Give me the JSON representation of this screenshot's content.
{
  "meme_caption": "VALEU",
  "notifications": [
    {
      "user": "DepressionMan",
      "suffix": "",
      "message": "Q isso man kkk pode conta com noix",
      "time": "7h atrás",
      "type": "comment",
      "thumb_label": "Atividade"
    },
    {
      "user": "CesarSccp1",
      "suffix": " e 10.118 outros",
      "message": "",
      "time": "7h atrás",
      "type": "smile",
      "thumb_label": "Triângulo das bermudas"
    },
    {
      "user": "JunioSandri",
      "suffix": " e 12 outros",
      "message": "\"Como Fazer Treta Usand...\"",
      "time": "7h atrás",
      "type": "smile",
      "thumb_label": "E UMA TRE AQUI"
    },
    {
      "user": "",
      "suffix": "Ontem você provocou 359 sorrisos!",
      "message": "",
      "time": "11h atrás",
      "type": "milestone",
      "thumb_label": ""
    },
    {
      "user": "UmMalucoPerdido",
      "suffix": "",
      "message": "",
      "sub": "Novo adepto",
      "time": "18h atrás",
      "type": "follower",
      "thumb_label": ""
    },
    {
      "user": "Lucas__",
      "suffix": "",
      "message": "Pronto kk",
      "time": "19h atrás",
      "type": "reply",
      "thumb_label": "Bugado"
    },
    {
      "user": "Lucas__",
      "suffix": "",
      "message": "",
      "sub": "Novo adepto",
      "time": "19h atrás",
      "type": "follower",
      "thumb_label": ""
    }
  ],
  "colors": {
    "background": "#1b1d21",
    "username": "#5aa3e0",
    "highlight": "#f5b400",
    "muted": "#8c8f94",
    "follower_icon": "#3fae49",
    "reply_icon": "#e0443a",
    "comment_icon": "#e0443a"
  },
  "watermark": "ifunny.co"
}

> What to work on
Exactly as they are written, print the entries again.

> The answer
Give me the JSON representation of this screenshot's content.
{
  "meme_caption": "VALEU",
  "notifications": [
    {
      "user": "DepressionMan",
      "suffix": "",
      "message": "Q isso man kkk pode conta com noix",
      "time": "7h atrás",
      "type": "comment",
      "thumb_label": "Atividade"
    },
    {
      "user": "CesarSccp1",
      "suffix": " e 10.118 outros",
      "message": "",
      "time": "7h atrás",
      "type": "smile",
      "thumb_label": "Triângulo das bermudas"
    },
    {
      "user": "JunioSandri",
      "suffix": " e 12 outros",
      "message": "\"Como Fazer Treta Usand...\"",
      "time": "7h atrás",
      "type": "smile",
      "thumb_label": "E UMA TRE AQUI"
    },
    {
      "user": "",
      "suffix": "Ontem você provocou 359 sorrisos!",
      "message": "",
      "time": "11h atrás",
      "type": "milestone",
      "thumb_label": ""
    },
    {
      "user": "UmMalucoPerdido",
      "suffix": "",
      "message": "",
      "sub": "Novo adepto",
      "time": "18h atrás",
      "type": "follower",
      "thumb_label": ""
    },
    {
      "user": "Lucas__",
      "suffix": "",
      "message": "Pronto kk",
      "time": "19h atrás",
      "type": "reply",
      "thumb_label": "Bugado"
    },
    {
      "user": "Lucas__",
      "suffix": "",
      "message": "",
      "sub": "Novo adepto",
      "time": "19h atrás",
      "type": "follower",
      "thumb_label": ""
    }
  ],
  "colors": {
    "background": "#1b1d21",
    "username": "#5aa3e0",
    "highlight": "#f5b400",
    "muted": "#8c8f94",
    "follower_icon": "#3fae49",
    "reply_icon": "#e0443a",
    "comment_icon": "#e0443a"
  },
  "watermark": "ifunny.co"
}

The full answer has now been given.